What to produce:
Find the number of lines in these records where the word "power" appears. Reply with that number and nothing more.

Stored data
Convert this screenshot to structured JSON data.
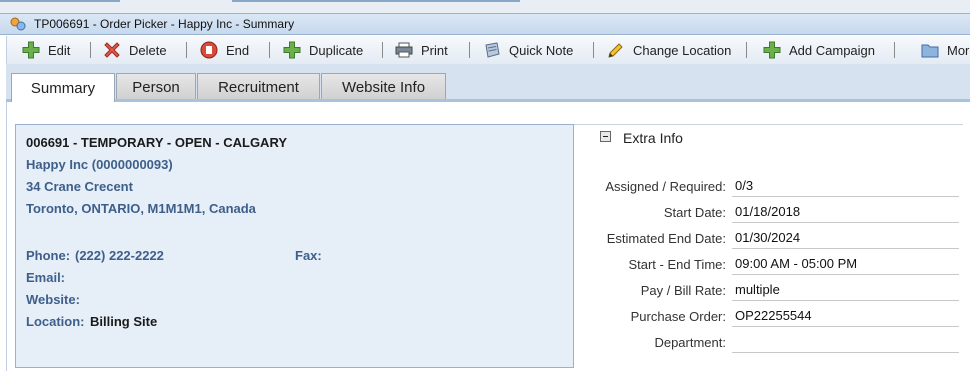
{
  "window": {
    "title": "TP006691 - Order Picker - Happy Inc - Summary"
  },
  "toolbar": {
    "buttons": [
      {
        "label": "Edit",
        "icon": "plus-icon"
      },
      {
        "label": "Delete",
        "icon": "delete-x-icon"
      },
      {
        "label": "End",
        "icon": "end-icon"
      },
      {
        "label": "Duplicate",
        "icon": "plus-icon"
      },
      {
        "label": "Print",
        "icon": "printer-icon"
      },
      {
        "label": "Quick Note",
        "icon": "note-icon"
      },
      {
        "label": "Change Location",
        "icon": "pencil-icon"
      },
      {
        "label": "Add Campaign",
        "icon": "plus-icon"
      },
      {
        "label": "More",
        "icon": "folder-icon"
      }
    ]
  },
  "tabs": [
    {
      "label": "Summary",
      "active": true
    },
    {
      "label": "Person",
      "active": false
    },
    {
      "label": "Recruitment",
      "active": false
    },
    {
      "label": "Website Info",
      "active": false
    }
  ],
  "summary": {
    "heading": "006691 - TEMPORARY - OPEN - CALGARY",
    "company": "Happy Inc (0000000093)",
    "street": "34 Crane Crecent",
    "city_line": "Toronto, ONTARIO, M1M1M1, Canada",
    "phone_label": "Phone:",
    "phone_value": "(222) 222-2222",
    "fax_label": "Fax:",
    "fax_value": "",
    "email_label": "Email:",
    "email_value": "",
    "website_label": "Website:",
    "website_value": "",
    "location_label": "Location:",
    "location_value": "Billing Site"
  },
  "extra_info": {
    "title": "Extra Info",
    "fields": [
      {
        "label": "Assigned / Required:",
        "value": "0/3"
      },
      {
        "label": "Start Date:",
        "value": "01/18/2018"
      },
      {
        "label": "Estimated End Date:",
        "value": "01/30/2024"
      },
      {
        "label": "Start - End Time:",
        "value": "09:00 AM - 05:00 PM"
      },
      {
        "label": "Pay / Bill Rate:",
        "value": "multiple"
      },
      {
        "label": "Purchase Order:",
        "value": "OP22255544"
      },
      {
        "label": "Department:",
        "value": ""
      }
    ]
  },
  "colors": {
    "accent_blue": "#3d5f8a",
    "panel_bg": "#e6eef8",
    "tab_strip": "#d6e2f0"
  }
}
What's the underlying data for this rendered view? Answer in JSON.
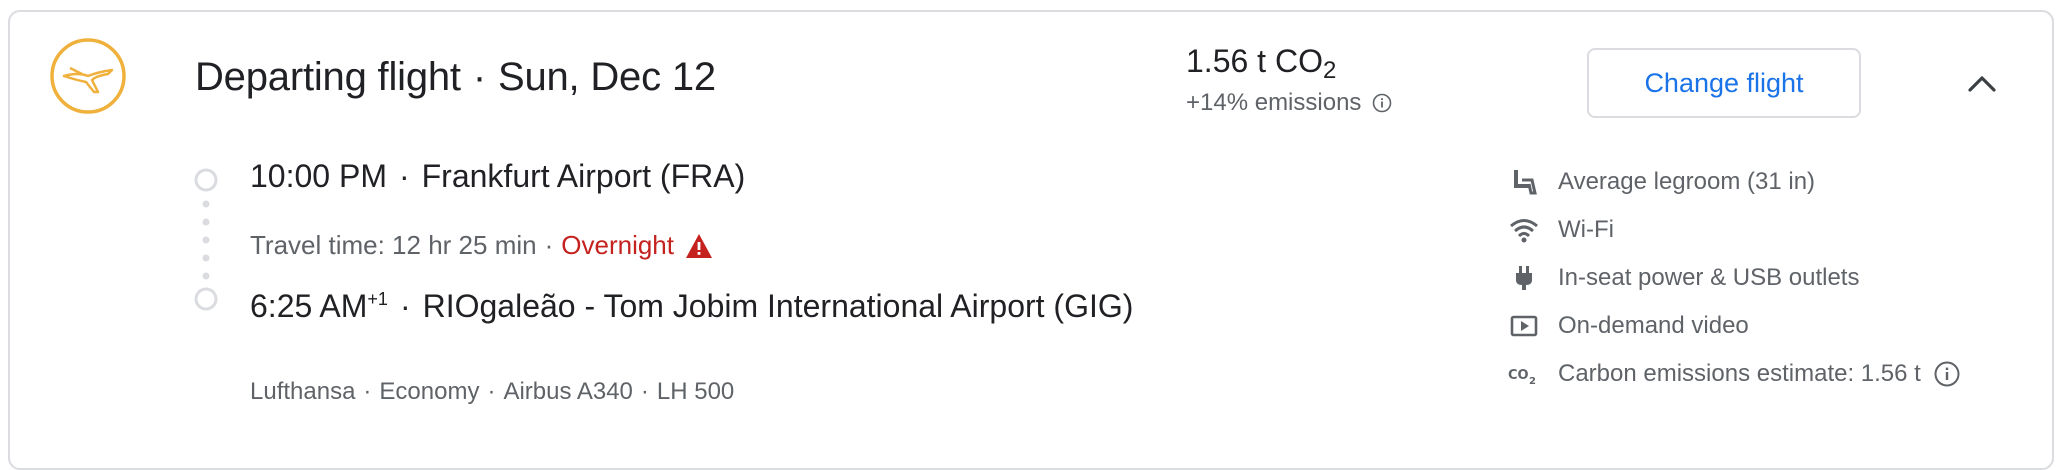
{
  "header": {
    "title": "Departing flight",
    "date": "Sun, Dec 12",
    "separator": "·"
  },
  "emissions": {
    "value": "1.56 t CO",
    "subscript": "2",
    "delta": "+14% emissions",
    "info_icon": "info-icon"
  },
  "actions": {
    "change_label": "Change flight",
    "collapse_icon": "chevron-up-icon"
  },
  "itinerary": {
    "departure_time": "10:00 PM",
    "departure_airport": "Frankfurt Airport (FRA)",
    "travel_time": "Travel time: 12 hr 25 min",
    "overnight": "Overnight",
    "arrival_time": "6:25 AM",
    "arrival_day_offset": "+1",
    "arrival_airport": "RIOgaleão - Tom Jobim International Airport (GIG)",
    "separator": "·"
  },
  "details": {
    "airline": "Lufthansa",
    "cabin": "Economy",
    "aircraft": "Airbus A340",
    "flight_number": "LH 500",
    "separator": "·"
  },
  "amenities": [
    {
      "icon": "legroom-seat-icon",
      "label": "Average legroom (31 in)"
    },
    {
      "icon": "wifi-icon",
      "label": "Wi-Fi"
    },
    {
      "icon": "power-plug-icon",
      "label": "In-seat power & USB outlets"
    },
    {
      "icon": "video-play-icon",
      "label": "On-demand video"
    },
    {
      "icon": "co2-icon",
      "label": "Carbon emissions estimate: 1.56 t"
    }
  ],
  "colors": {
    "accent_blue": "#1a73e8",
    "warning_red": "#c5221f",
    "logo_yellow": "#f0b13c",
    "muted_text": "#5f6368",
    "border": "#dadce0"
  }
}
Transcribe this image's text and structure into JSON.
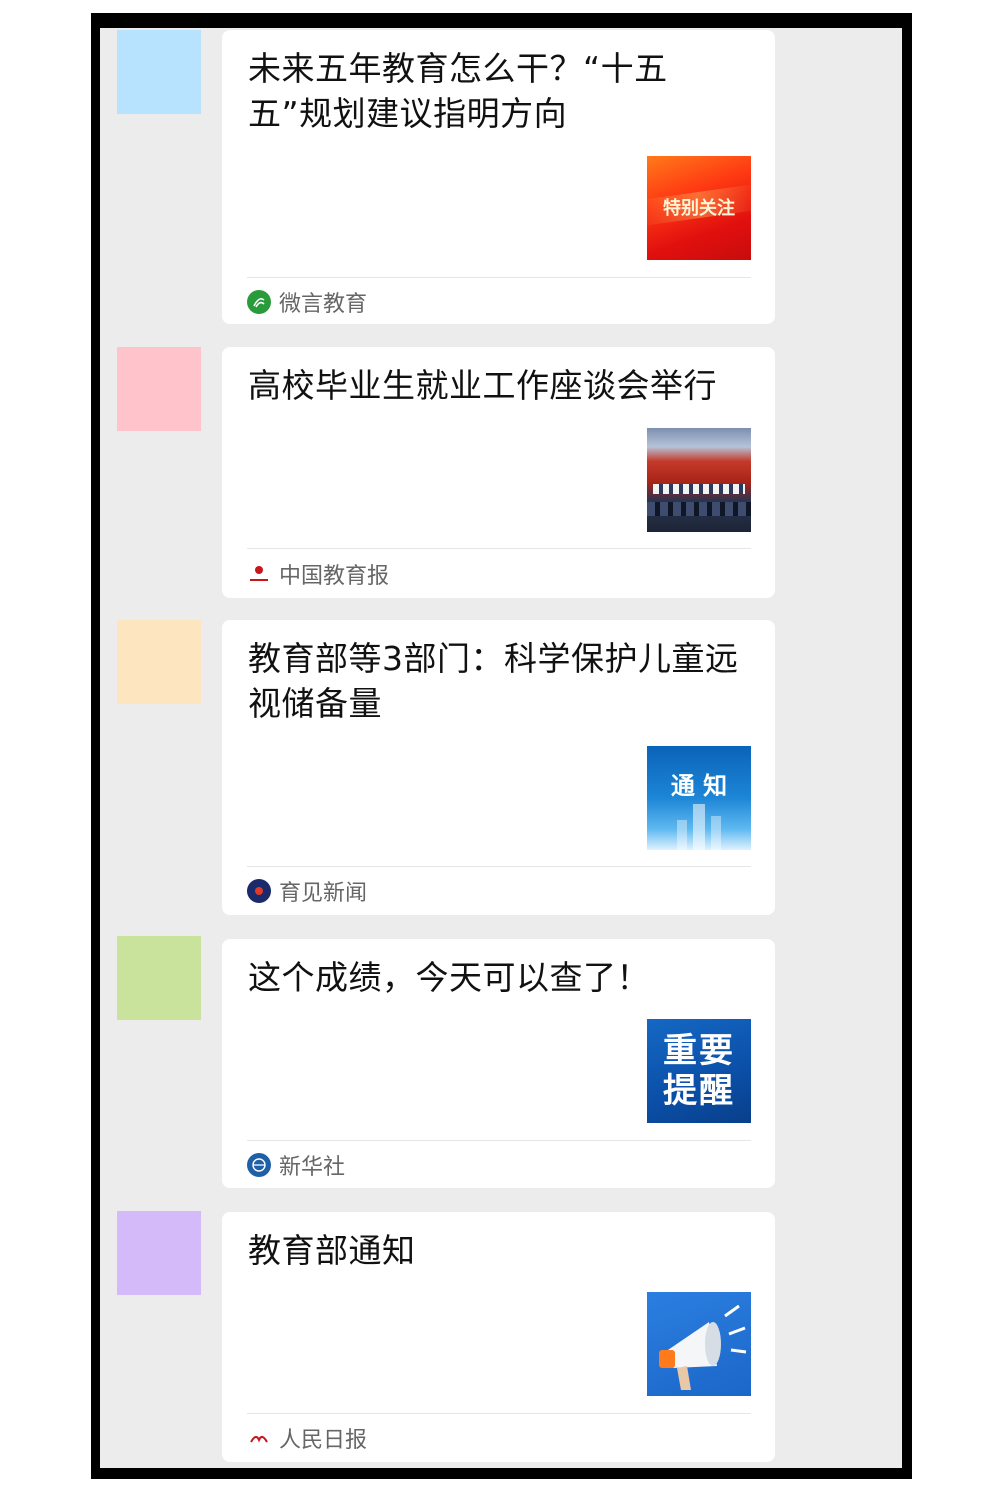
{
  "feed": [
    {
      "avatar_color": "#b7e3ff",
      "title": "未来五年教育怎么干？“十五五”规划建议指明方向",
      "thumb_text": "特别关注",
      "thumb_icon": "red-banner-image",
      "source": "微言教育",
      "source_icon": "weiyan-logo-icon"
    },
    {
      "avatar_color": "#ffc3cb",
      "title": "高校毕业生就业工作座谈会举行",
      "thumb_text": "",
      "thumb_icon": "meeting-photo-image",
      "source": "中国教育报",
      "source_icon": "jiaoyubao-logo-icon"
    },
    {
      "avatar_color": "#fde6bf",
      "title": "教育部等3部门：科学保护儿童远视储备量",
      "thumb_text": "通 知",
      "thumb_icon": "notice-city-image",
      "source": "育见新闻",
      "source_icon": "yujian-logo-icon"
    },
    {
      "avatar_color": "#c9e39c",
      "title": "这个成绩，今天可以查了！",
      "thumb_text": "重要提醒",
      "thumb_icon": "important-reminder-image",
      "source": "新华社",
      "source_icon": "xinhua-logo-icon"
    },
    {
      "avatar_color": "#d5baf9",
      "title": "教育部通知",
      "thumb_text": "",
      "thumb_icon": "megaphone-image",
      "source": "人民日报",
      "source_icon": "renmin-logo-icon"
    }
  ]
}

Answer to the task:
2